— Start INPUT MATERIAL —
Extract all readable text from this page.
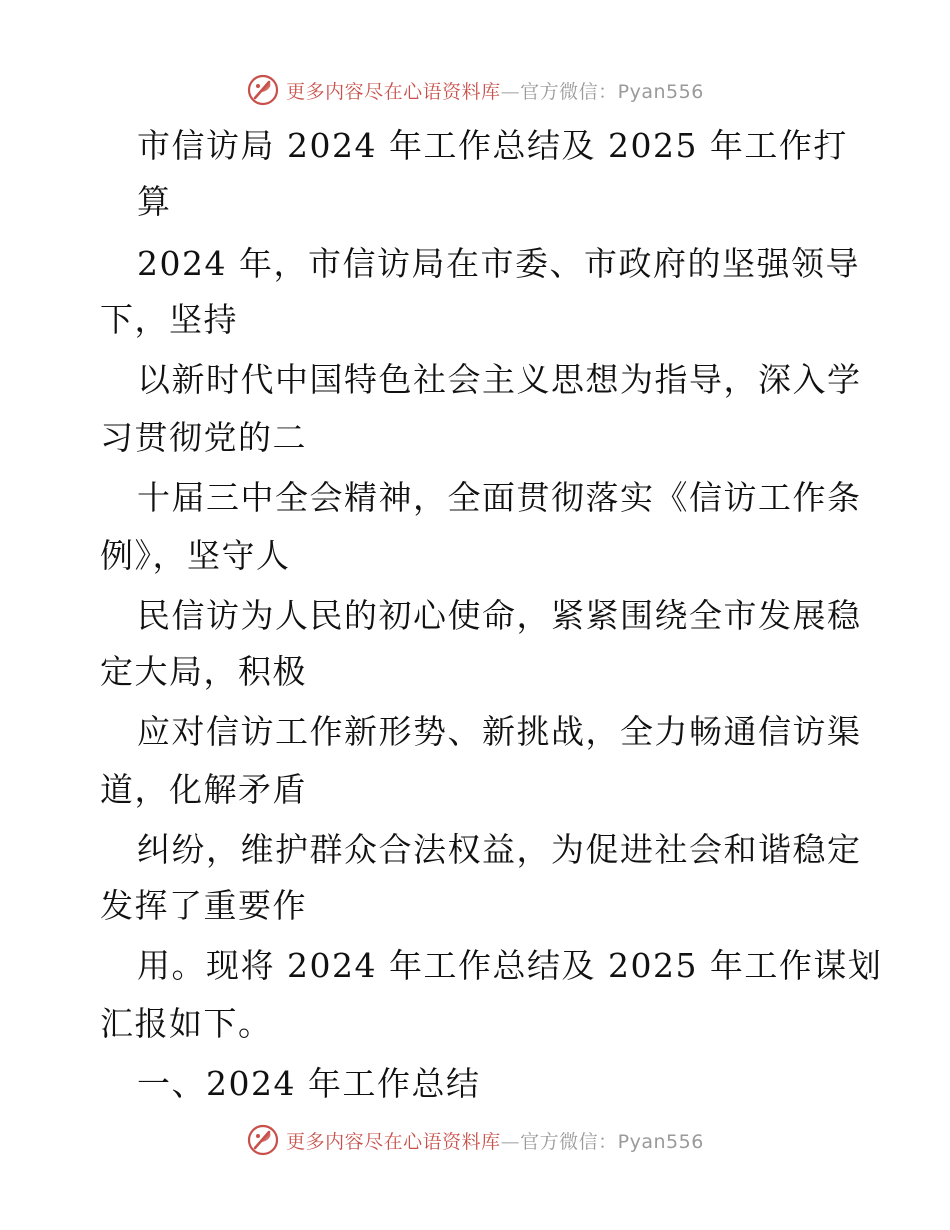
更多内容尽在心语资料库—官方微信：Pyan556
市信访局 2024 年工作总结及 2025 年工作打
算
2024 年，市信访局在市委、市政府的坚强领导
下，坚持
以新时代中国特色社会主义思想为指导，深入学
习贯彻党的二
十届三中全会精神，全面贯彻落实《信访工作条
例》，坚守人
民信访为人民的初心使命，紧紧围绕全市发展稳
定大局，积极
应对信访工作新形势、新挑战，全力畅通信访渠
道，化解矛盾
纠纷，维护群众合法权益，为促进社会和谐稳定
发挥了重要作
用。现将 2024 年工作总结及 2025 年工作谋划
汇报如下。
一、2024 年工作总结
更多内容尽在心语资料库—官方微信：Pyan556
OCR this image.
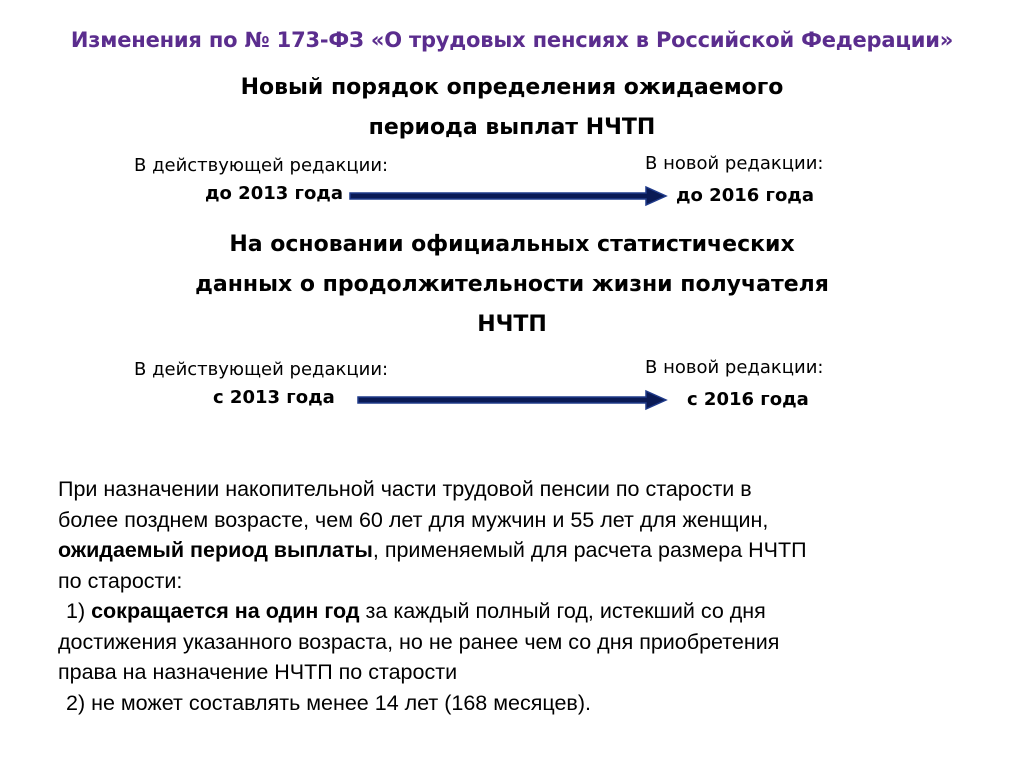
Изменения по № 173-ФЗ «О трудовых пенсиях в Российской Федерации»
Новый порядок определения ожидаемого
периода выплат НЧТП
В действующей редакции:
до 2013 года
В новой редакции:
до 2016 года
На основании официальных статистических
данных о продолжительности жизни получателя
НЧТП
В действующей редакции:
с 2013 года
В новой редакции:
с 2016 года

При назначении накопительной части трудовой пенсии по старости в

более позднем возрасте, чем 60 лет для мужчин и 55 лет для женщин,

ожидаемый период выплаты, применяемый для расчета размера НЧТП

по старости:

1) сокращается на один год за каждый полный год, истекший со дня

достижения указанного возраста, но не ранее чем со дня приобретения

права на назначение НЧТП по старости

2) не может составлять менее 14 лет (168 месяцев).
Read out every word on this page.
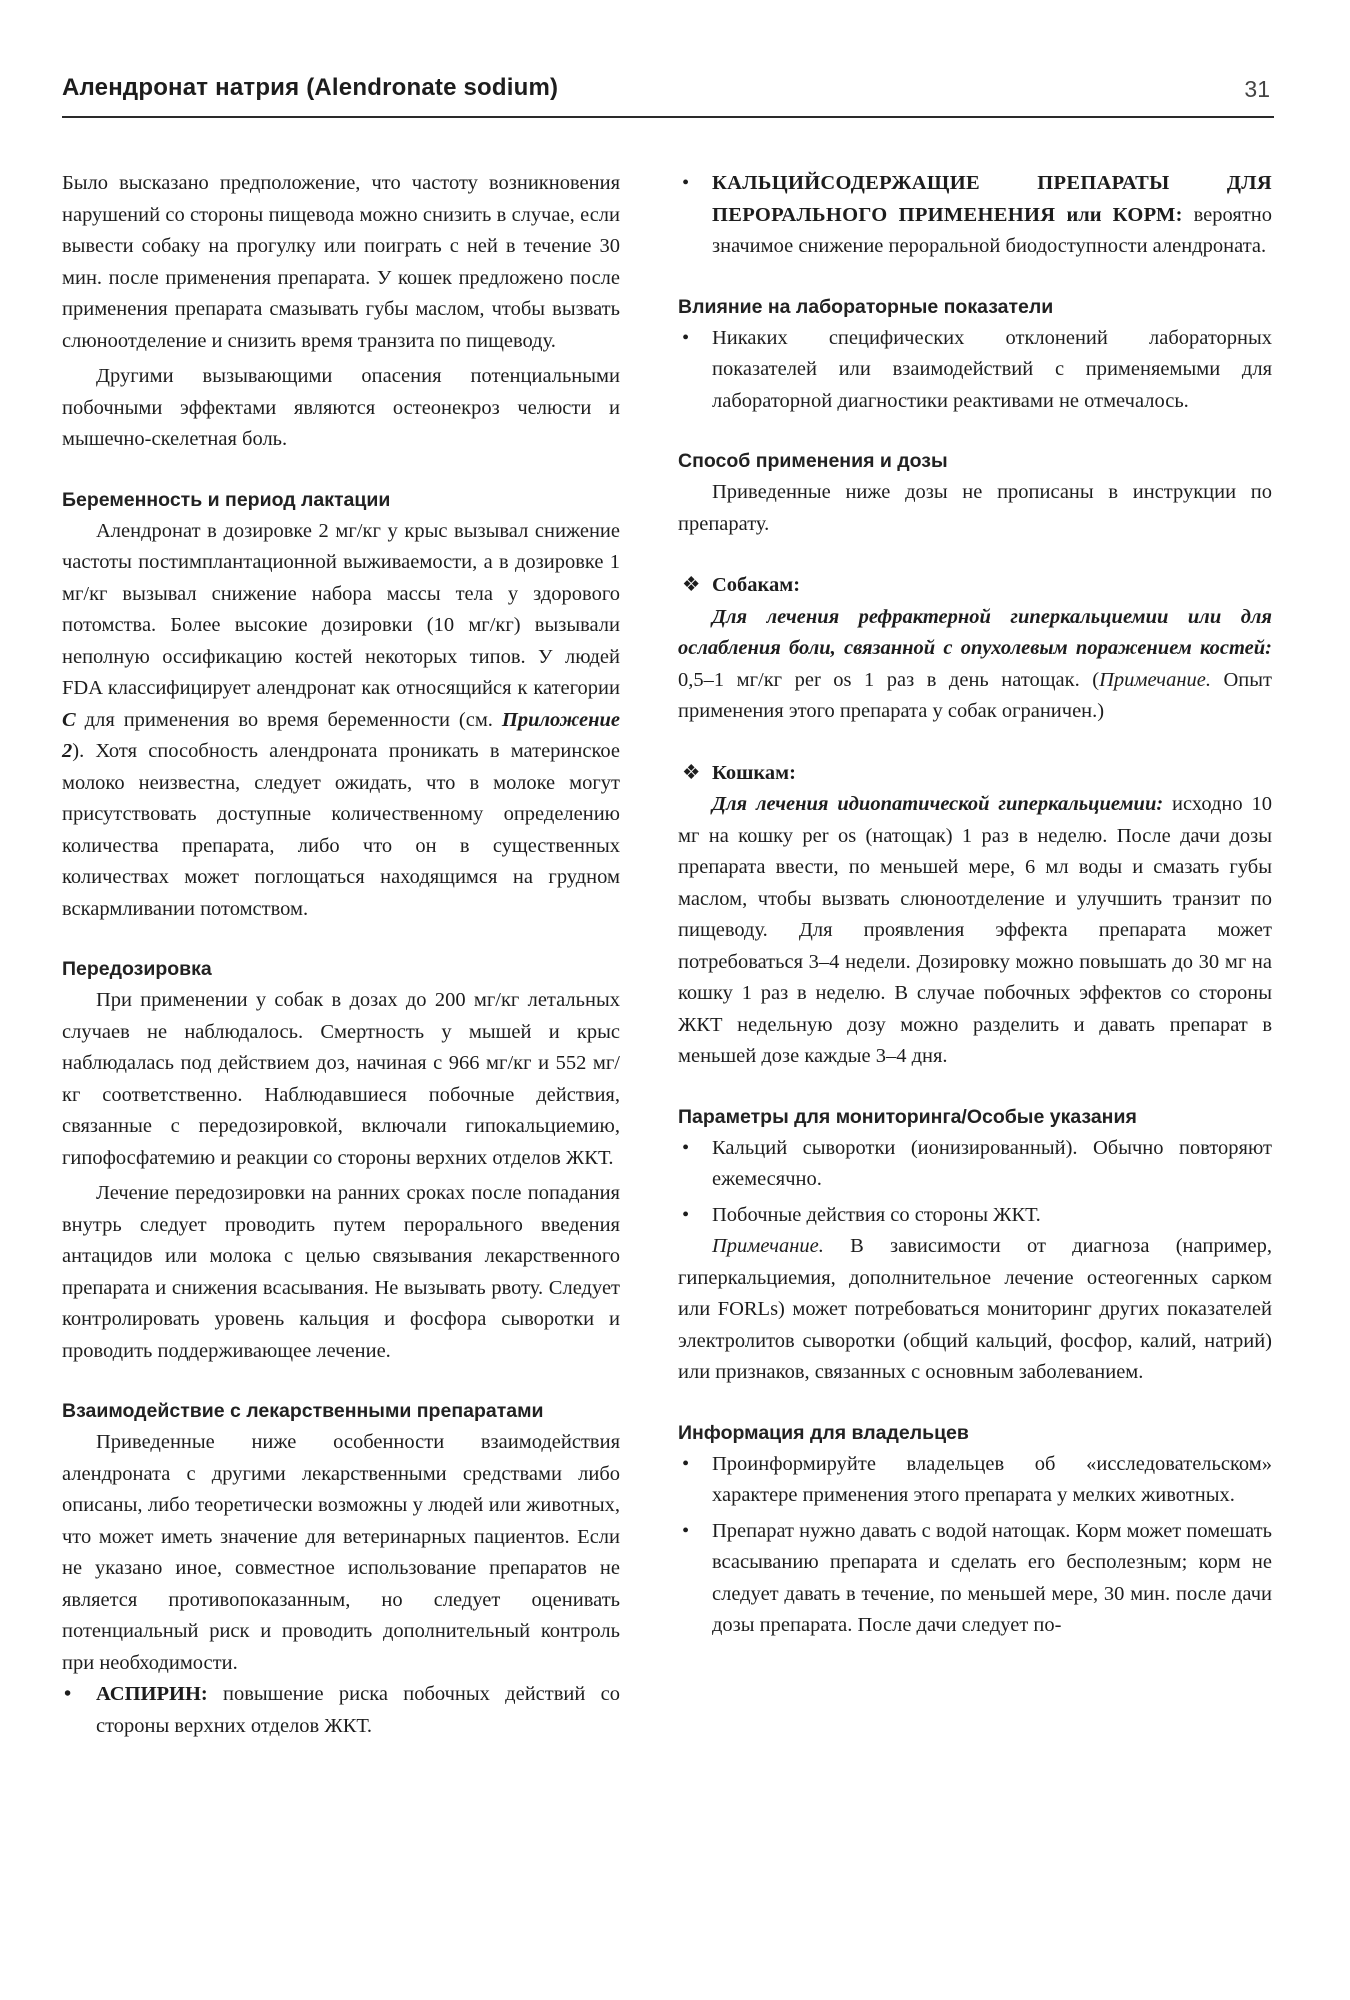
Алендронат натрия (Alendronate sodium)	31

Было высказано предположение, что частоту возникновения нарушений со стороны пищевода можно снизить в случае, если вывести собаку на прогулку или поиграть с ней в течение 30 мин. после применения препарата. У кошек предложено после применения препарата смазывать губы маслом, чтобы вызвать слюноотделение и снизить время транзита по пищеводу.

Другими вызывающими опасения потенциальными побочными эффектами являются остеонекроз челюсти и мышечно-скелетная боль.

Беременность и период лактации

Алендронат в дозировке 2 мг/кг у крыс вызывал снижение частоты постимплантационной выживаемости, а в дозировке 1 мг/кг вызывал снижение набора массы тела у здорового потомства. Более высокие дозировки (10 мг/кг) вызывали неполную оссификацию костей некоторых типов. У людей FDA классифицирует алендронат как относящийся к категории C для применения во время беременности (см. Приложение 2). Хотя способность алендроната проникать в материнское молоко неизвестна, следует ожидать, что в молоке могут присутствовать доступные количественному определению количества препарата, либо что он в существенных количествах может поглощаться находящимся на грудном вскармливании потомством.

Передозировка

При применении у собак в дозах до 200 мг/кг летальных случаев не наблюдалось. Смертность у мышей и крыс наблюдалась под действием доз, начиная с 966 мг/кг и 552 мг/кг соответственно. Наблюдавшиеся побочные действия, связанные с передозировкой, включали гипокальциемию, гипофосфатемию и реакции со стороны верхних отделов ЖКТ.

Лечение передозировки на ранних сроках после попадания внутрь следует проводить путем перорального введения антацидов или молока с целью связывания лекарственного препарата и снижения всасывания. Не вызывать рвоту. Следует контролировать уровень кальция и фосфора сыворотки и проводить поддерживающее лечение.

Взаимодействие с лекарственными препаратами

Приведенные ниже особенности взаимодействия алендроната с другими лекарственными средствами либо описаны, либо теоретически возможны у людей или животных, что может иметь значение для ветеринарных пациентов. Если не указано иное, совместное использование препаратов не является противопоказанным, но следует оценивать потенциальный риск и проводить дополнительный контроль при необходимости.

• АСПИРИН: повышение риска побочных действий со стороны верхних отделов ЖКТ.
• КАЛЬЦИЙСОДЕРЖАЩИЕ ПРЕПАРАТЫ ДЛЯ ПЕРОРАЛЬНОГО ПРИМЕНЕНИЯ или КОРМ: вероятно значимое снижение пероральной биодоступности алендроната.
Влияние на лабораторные показатели
• Никаких специфических отклонений лабораторных показателей или взаимодействий с применяемыми для лабораторной диагностики реактивами не отмечалось.
Способ применения и дозы

Приведенные ниже дозы не прописаны в инструкции по препарату.

❖ Собакам:

Для лечения рефрактерной гиперкальциемии или для ослабления боли, связанной с опухолевым поражением костей: 0,5–1 мг/кг per os 1 раз в день натощак. (Примечание. Опыт применения этого препарата у собак ограничен.)

❖ Кошкам:

Для лечения идиопатической гиперкальциемии: исходно 10 мг на кошку per os (натощак) 1 раз в неделю. После дачи дозы препарата ввести, по меньшей мере, 6 мл воды и смазать губы маслом, чтобы вызвать слюноотделение и улучшить транзит по пищеводу. Для проявления эффекта препарата может потребоваться 3–4 недели. Дозировку можно повышать до 30 мг на кошку 1 раз в неделю. В случае побочных эффектов со стороны ЖКТ недельную дозу можно разделить и давать препарат в меньшей дозе каждые 3–4 дня.

Параметры для мониторинга/Особые указания
• Кальций сыворотки (ионизированный). Обычно повторяют ежемесячно.
• Побочные действия со стороны ЖКТ.

Примечание. В зависимости от диагноза (например, гиперкальциемия, дополнительное лечение остеогенных сарком или FORLs) может потребоваться мониторинг других показателей электролитов сыворотки (общий кальций, фосфор, калий, натрий) или признаков, связанных с основным заболеванием.

Информация для владельцев
• Проинформируйте владельцев об «исследовательском» характере применения этого препарата у мелких животных.
• Препарат нужно давать с водой натощак. Корм может помешать всасыванию препарата и сделать его бесполезным; корм не следует давать в течение, по меньшей мере, 30 мин. после дачи дозы препарата. После дачи следует по-
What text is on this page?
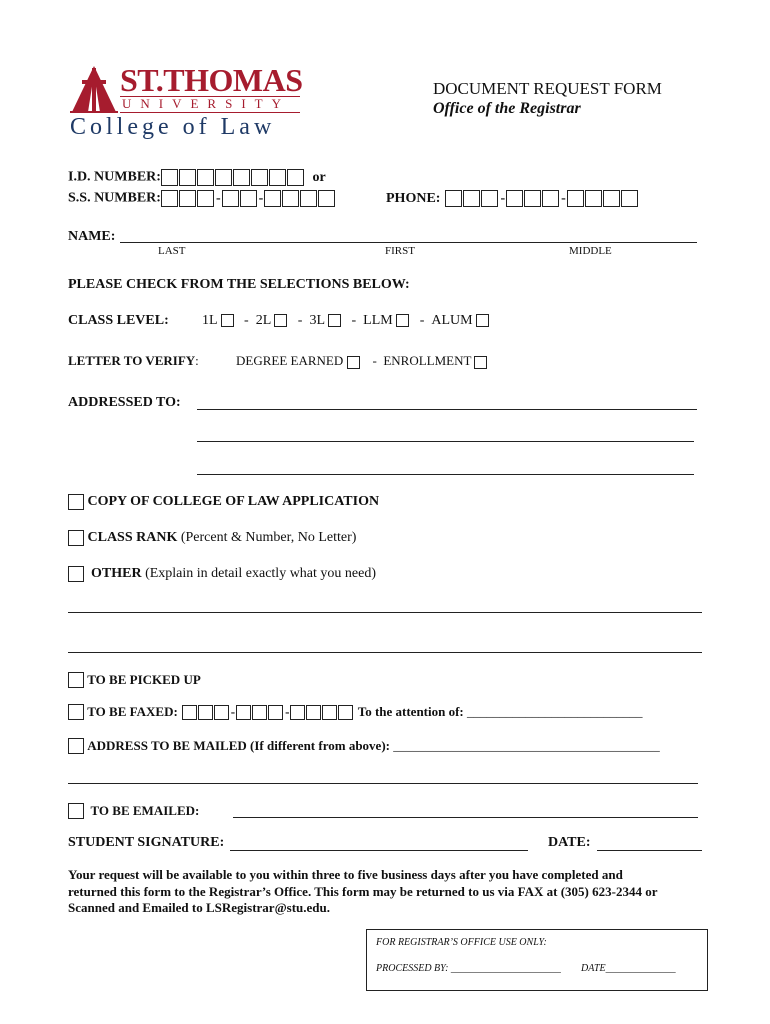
ST.THOMAS
UNIVERSITY
College of Law
DOCUMENT REQUEST FORM
Office of the Registrar
I.D. NUMBER:	or
S.S. NUMBER:	-	-	PHONE:	-	-
NAME:
LAST	FIRST	MIDDLE
PLEASE CHECK FROM THE SELECTIONS BELOW:
CLASS LEVEL: 1L    -  2L    -  3L    -  LLM    -  ALUM
LETTER TO VERIFY:	DEGREE EARNED     -  ENROLLMENT
ADDRESSED TO:
COPY OF COLLEGE OF LAW APPLICATION
CLASS RANK (Percent & Number, No Letter)
OTHER (Explain in detail exactly what you need)
TO BE PICKED UP
TO BE FAXED:	-	-	To the attention of: ___________________________
ADDRESS TO BE MAILED (If different from above): _________________________________________
TO BE EMAILED:
STUDENT SIGNATURE:	DATE:
Your request will be available to you within three to five business days after you have completed and
returned this form to the Registrar’s Office. This form may be returned to us via FAX at (305) 623-2344 or
Scanned and Emailed to LSRegistrar@stu.edu.
FOR REGISTRAR’S OFFICE USE ONLY:
PROCESSED BY: ______________________ DATE______________
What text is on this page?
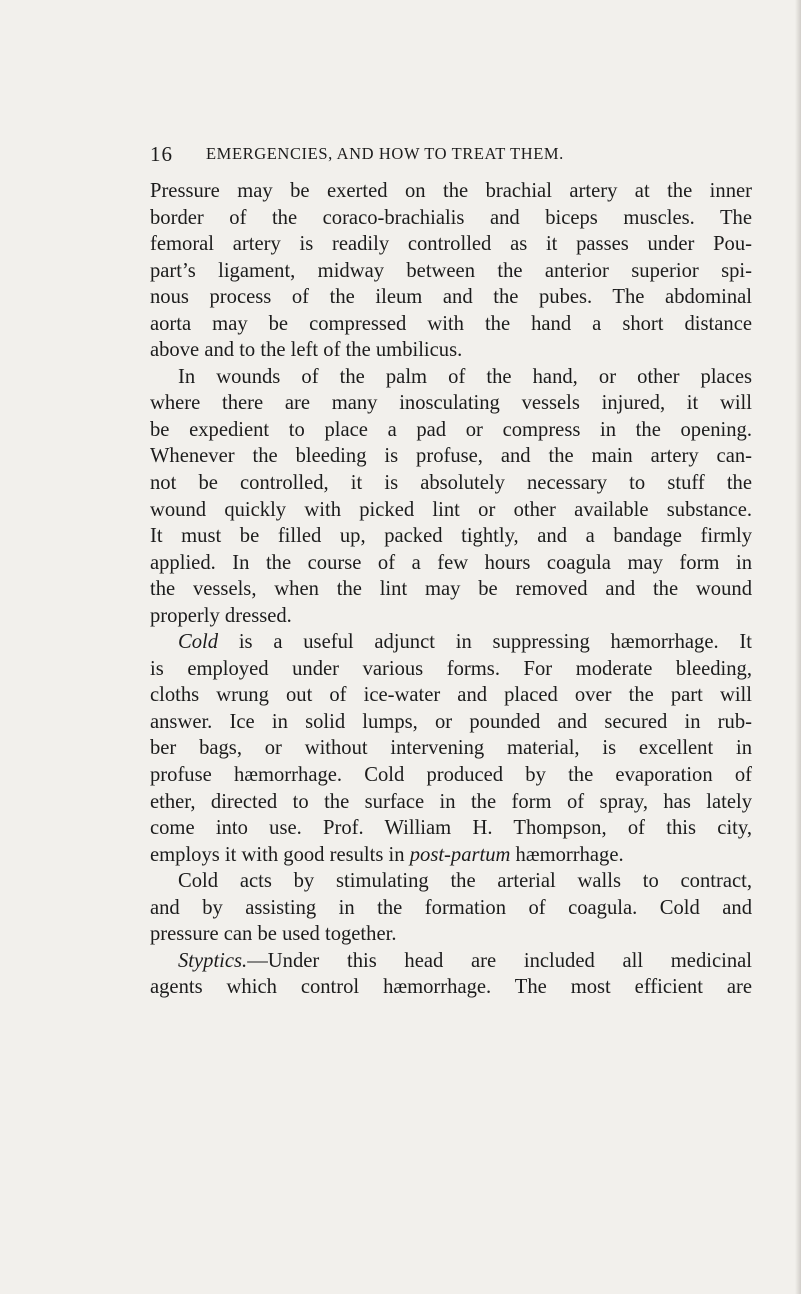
16 EMERGENCIES, AND HOW TO TREAT THEM.
Pressure may be exerted on the brachial artery at the inner
border of the coraco-brachialis and biceps muscles. The
femoral artery is readily controlled as it passes under Pou-
part’s ligament, midway between the anterior superior spi-
nous process of the ileum and the pubes. The abdominal
aorta may be compressed with the hand a short distance
above and to the left of the umbilicus.
In wounds of the palm of the hand, or other places
where there are many inosculating vessels injured, it will
be expedient to place a pad or compress in the opening.
Whenever the bleeding is profuse, and the main artery can-
not be controlled, it is absolutely necessary to stuff the
wound quickly with picked lint or other available substance.
It must be filled up, packed tightly, and a bandage firmly
applied. In the course of a few hours coagula may form in
the vessels, when the lint may be removed and the wound
properly dressed.
Cold is a useful adjunct in suppressing hæmorrhage. It
is employed under various forms. For moderate bleeding,
cloths wrung out of ice-water and placed over the part will
answer. Ice in solid lumps, or pounded and secured in rub-
ber bags, or without intervening material, is excellent in
profuse hæmorrhage. Cold produced by the evaporation of
ether, directed to the surface in the form of spray, has lately
come into use. Prof. William H. Thompson, of this city,
employs it with good results in post-partum hæmorrhage.
Cold acts by stimulating the arterial walls to contract,
and by assisting in the formation of coagula. Cold and
pressure can be used together.
Styptics.—Under this head are included all medicinal
agents which control hæmorrhage. The most efficient are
— End INPUT MATERIAL —
WHAT IS ASKED> Return all lines of the material above in which the word "меньшей" occurs.

WORKED ANSWER>
Для лечения идиопатической гиперкальциемии: исходно 10 мг на кошку per os (натощак) 1 раз в неделю. После дачи дозы препарата ввести, по меньшей мере, 6 мл воды и смазать губы маслом, чтобы вызвать слюноотделение и улучшить транзит по пищеводу. Для проявления эффекта препарата может потребоваться 3–4 недели. Дозировку можно повышать до 30 мг на кошку 1 раз в неделю. В случае побочных эффектов со стороны ЖКТ недельную дозу можно разделить и давать препарат в меньшей дозе каждые 3–4 дня.
• Препарат нужно давать с водой натощак. Корм может помешать всасыванию препарата и сделать его бесполезным; корм не следует давать в течение, по меньшей мере, 30 мин. после дачи дозы препарата. После дачи следует по-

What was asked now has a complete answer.